_TASK GOAL_
In the data that follows, count each line holding the string "luggage"; answer with the number only.
-- START TASK INPUT --
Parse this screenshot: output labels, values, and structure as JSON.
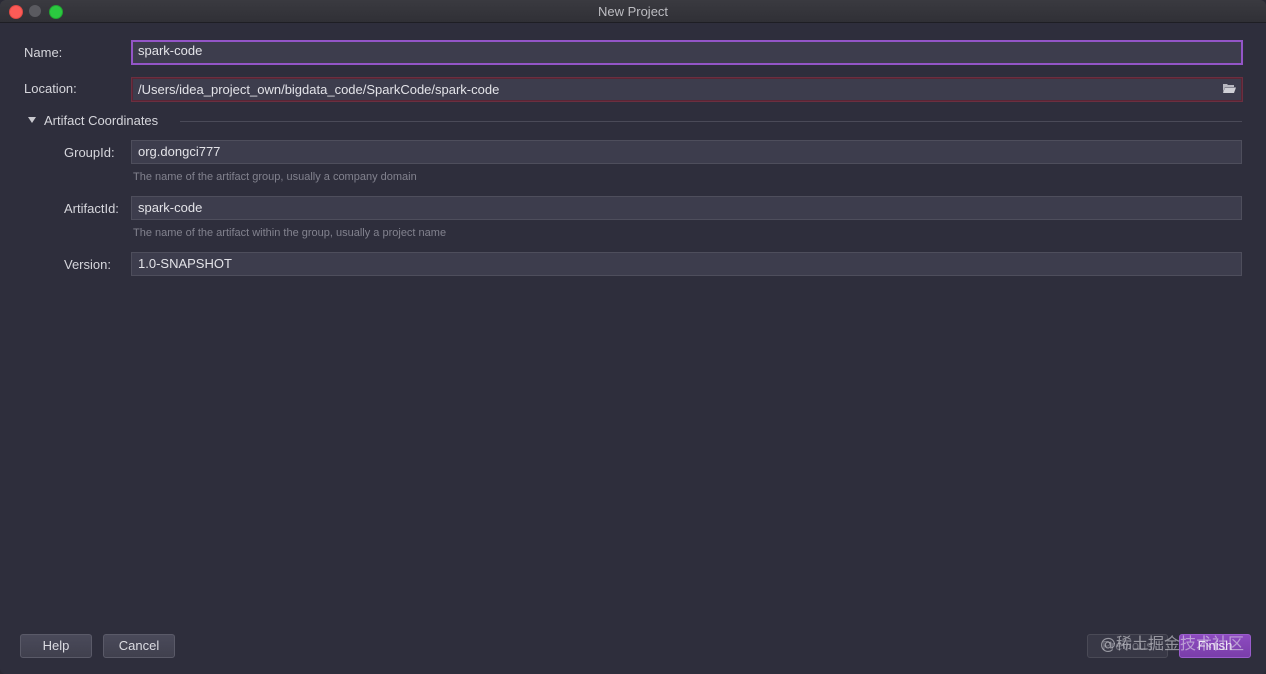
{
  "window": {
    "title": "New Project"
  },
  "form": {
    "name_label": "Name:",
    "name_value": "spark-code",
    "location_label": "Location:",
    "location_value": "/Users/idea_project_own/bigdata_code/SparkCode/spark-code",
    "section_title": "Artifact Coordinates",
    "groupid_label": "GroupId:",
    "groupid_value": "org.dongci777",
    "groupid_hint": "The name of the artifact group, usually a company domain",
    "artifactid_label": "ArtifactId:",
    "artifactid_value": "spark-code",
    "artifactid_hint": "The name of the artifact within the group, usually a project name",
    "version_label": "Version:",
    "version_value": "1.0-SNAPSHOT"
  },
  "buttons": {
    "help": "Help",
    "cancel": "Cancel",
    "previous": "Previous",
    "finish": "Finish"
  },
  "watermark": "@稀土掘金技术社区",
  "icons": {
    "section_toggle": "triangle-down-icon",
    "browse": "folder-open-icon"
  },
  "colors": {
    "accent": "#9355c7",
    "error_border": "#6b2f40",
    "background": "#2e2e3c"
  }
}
-- END TASK INPUT --
-- START TASK INPUT --
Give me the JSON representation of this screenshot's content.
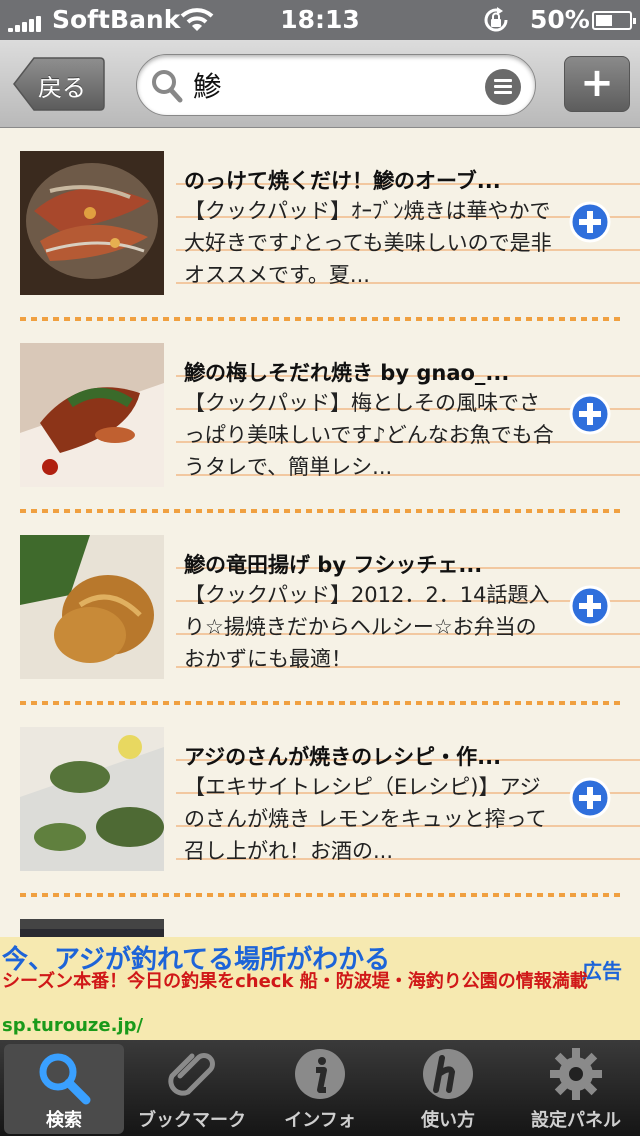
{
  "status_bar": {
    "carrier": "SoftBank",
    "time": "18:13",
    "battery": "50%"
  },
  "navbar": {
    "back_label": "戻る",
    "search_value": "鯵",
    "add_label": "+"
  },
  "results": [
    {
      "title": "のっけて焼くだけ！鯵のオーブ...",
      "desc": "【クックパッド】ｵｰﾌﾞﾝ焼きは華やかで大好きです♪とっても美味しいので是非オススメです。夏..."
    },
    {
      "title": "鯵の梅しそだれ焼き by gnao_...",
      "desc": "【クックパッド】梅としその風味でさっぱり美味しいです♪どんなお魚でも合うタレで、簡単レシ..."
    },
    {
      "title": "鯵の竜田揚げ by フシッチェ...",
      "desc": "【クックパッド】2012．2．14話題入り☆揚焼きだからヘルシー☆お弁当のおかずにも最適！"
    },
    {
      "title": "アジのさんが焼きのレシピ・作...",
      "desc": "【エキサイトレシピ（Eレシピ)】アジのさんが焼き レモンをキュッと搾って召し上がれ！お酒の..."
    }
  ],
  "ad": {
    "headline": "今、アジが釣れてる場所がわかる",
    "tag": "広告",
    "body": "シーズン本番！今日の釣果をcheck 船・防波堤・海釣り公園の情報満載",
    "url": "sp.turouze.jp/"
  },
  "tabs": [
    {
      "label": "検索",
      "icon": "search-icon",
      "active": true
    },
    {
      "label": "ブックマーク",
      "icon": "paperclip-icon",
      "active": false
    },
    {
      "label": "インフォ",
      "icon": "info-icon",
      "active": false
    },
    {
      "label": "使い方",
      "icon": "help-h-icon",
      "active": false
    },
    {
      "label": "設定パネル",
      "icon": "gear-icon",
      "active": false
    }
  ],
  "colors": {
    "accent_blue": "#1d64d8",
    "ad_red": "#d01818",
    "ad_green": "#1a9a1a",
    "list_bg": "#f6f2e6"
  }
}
-- END TASK INPUT --
-- START TASK INPUT --
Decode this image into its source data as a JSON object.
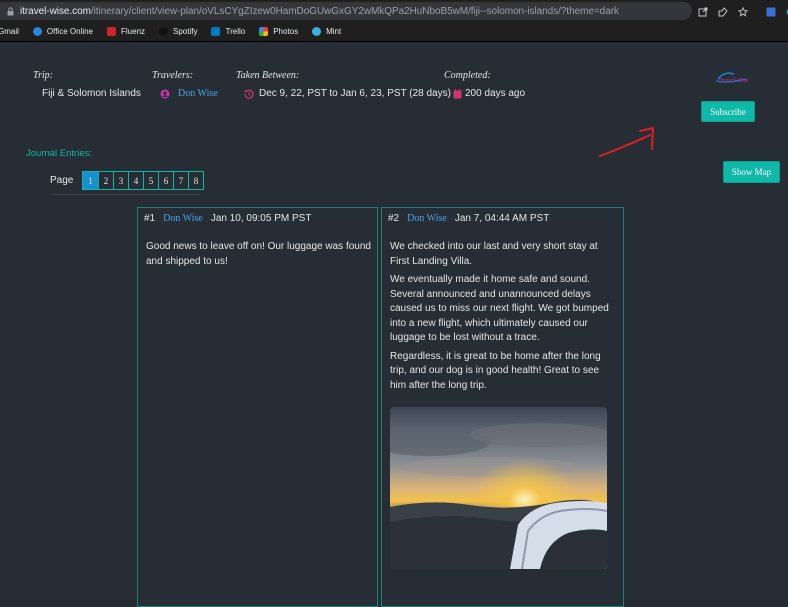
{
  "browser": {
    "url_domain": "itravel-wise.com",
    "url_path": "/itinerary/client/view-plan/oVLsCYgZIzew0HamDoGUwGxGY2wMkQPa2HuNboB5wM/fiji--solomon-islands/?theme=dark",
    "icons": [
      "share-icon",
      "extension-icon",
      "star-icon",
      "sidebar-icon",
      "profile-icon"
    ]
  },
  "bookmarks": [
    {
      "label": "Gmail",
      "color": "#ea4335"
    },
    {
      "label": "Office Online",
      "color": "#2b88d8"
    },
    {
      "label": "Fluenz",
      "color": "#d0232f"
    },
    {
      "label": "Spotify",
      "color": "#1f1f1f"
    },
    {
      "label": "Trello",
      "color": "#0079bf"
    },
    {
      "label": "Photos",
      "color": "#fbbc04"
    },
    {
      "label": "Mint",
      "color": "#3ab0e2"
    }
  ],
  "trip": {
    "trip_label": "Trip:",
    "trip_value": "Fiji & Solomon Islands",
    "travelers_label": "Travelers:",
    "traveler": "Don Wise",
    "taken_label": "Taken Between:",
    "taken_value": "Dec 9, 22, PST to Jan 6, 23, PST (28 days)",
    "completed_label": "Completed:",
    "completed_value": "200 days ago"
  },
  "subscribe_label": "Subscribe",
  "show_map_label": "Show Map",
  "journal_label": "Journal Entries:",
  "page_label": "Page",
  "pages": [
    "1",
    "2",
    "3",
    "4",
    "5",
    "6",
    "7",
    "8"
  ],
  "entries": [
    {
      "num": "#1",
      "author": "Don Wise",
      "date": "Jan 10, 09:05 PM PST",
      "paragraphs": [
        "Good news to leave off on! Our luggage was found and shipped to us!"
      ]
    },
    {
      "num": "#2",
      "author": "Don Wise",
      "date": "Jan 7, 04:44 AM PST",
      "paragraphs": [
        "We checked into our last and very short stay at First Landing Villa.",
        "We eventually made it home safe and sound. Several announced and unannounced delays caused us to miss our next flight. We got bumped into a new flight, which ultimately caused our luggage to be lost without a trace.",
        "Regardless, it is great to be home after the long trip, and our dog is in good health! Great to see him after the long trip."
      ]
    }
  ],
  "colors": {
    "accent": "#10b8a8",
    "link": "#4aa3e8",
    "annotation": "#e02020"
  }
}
-- END TASK INPUT --
_CORRECT ANSWER_
2